**THE PROBLEM**
Repeat all the material exactly; pictures stay out of your copy.
======== TASK INPUTS
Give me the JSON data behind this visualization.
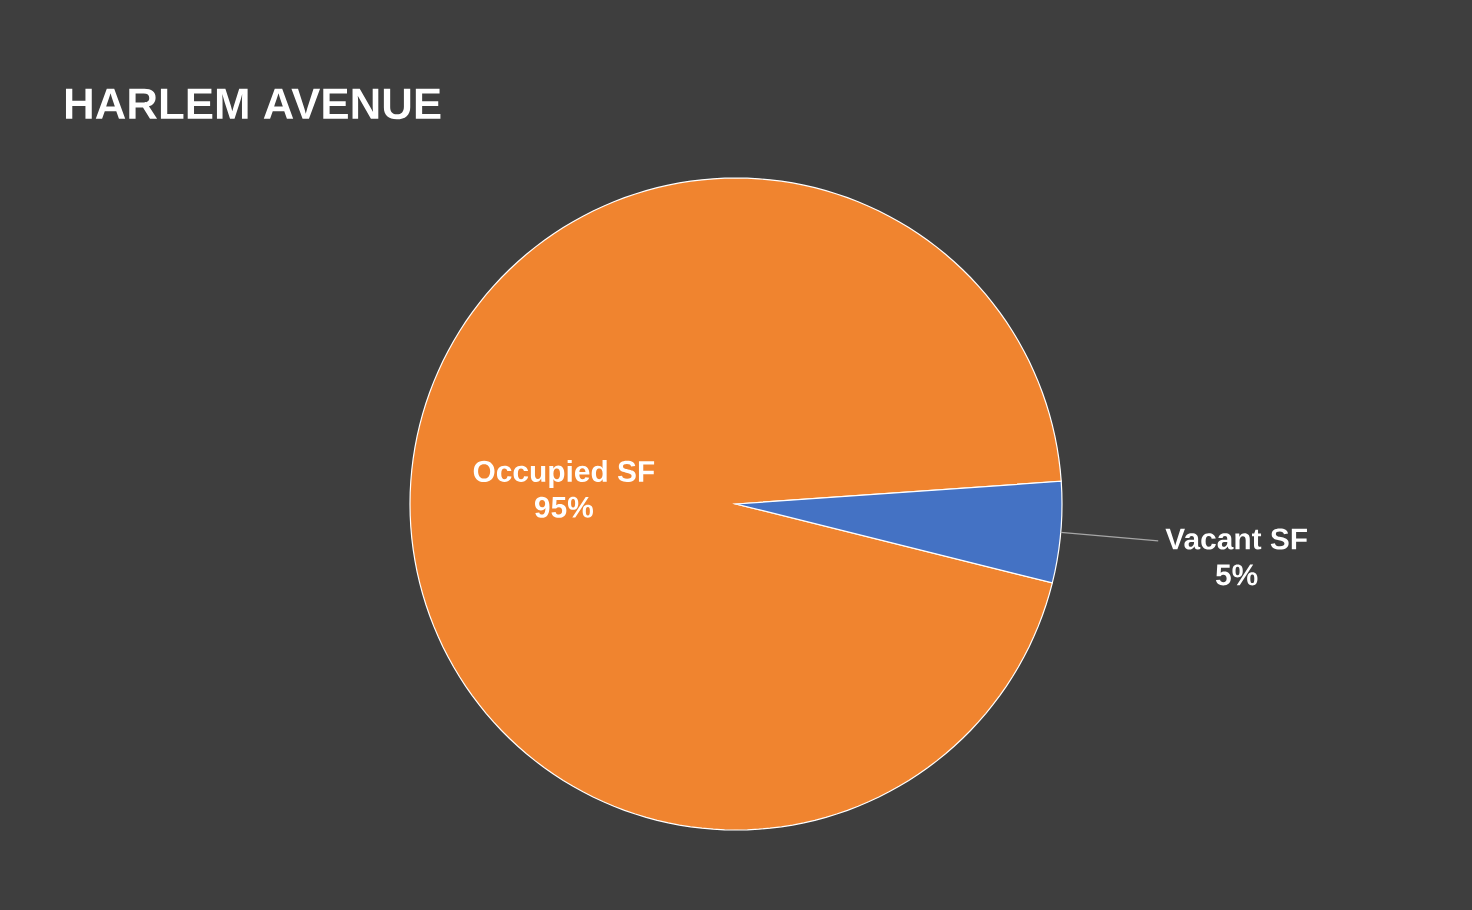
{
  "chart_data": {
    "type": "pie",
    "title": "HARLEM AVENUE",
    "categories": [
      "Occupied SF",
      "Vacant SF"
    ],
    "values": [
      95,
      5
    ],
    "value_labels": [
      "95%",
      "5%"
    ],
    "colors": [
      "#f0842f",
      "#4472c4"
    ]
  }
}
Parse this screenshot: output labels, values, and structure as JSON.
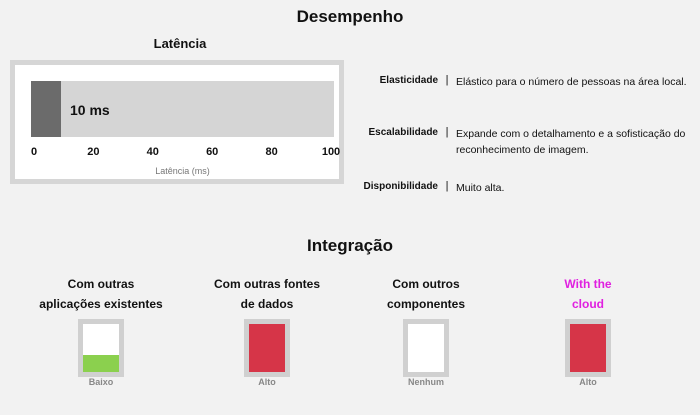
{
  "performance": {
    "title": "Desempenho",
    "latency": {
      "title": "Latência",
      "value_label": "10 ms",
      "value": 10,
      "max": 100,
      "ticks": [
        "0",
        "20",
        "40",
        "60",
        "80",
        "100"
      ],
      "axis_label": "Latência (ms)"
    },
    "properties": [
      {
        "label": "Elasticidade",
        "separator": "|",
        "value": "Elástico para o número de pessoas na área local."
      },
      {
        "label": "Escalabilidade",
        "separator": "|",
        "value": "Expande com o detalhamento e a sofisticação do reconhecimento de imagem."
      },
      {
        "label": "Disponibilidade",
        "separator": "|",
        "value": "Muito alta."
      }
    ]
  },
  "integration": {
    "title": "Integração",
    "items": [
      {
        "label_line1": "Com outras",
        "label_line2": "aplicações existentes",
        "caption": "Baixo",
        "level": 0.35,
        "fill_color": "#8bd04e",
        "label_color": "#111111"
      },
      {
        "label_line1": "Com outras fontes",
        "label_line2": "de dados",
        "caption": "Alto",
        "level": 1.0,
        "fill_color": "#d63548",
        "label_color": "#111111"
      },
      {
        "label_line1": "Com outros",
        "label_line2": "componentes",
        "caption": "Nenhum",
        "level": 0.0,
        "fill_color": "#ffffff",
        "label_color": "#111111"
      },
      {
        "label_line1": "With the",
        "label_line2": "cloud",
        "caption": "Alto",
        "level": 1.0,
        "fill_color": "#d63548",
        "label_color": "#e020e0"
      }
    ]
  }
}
================
**OUTPUT OF THE TASK**
Give me the JSON data behind this visualization.
{
  "chart_data": {
    "type": "pie",
    "title": "HARLEM AVENUE",
    "categories": [
      "Occupied SF",
      "Vacant SF"
    ],
    "values": [
      95,
      5
    ],
    "value_labels": [
      "95%",
      "5%"
    ],
    "colors": [
      "#f0842f",
      "#4472c4"
    ]
  }
}
Parse this screenshot: output labels, values, and structure as JSON.
{
  "performance": {
    "title": "Desempenho",
    "latency": {
      "title": "Latência",
      "value_label": "10 ms",
      "value": 10,
      "max": 100,
      "ticks": [
        "0",
        "20",
        "40",
        "60",
        "80",
        "100"
      ],
      "axis_label": "Latência (ms)"
    },
    "properties": [
      {
        "label": "Elasticidade",
        "separator": "|",
        "value": "Elástico para o número de pessoas na área local."
      },
      {
        "label": "Escalabilidade",
        "separator": "|",
        "value": "Expande com o detalhamento e a sofisticação do reconhecimento de imagem."
      },
      {
        "label": "Disponibilidade",
        "separator": "|",
        "value": "Muito alta."
      }
    ]
  },
  "integration": {
    "title": "Integração",
    "items": [
      {
        "label_line1": "Com outras",
        "label_line2": "aplicações existentes",
        "caption": "Baixo",
        "level": 0.35,
        "fill_color": "#8bd04e",
        "label_color": "#111111"
      },
      {
        "label_line1": "Com outras fontes",
        "label_line2": "de dados",
        "caption": "Alto",
        "level": 1.0,
        "fill_color": "#d63548",
        "label_color": "#111111"
      },
      {
        "label_line1": "Com outros",
        "label_line2": "componentes",
        "caption": "Nenhum",
        "level": 0.0,
        "fill_color": "#ffffff",
        "label_color": "#111111"
      },
      {
        "label_line1": "With the",
        "label_line2": "cloud",
        "caption": "Alto",
        "level": 1.0,
        "fill_color": "#d63548",
        "label_color": "#e020e0"
      }
    ]
  }
}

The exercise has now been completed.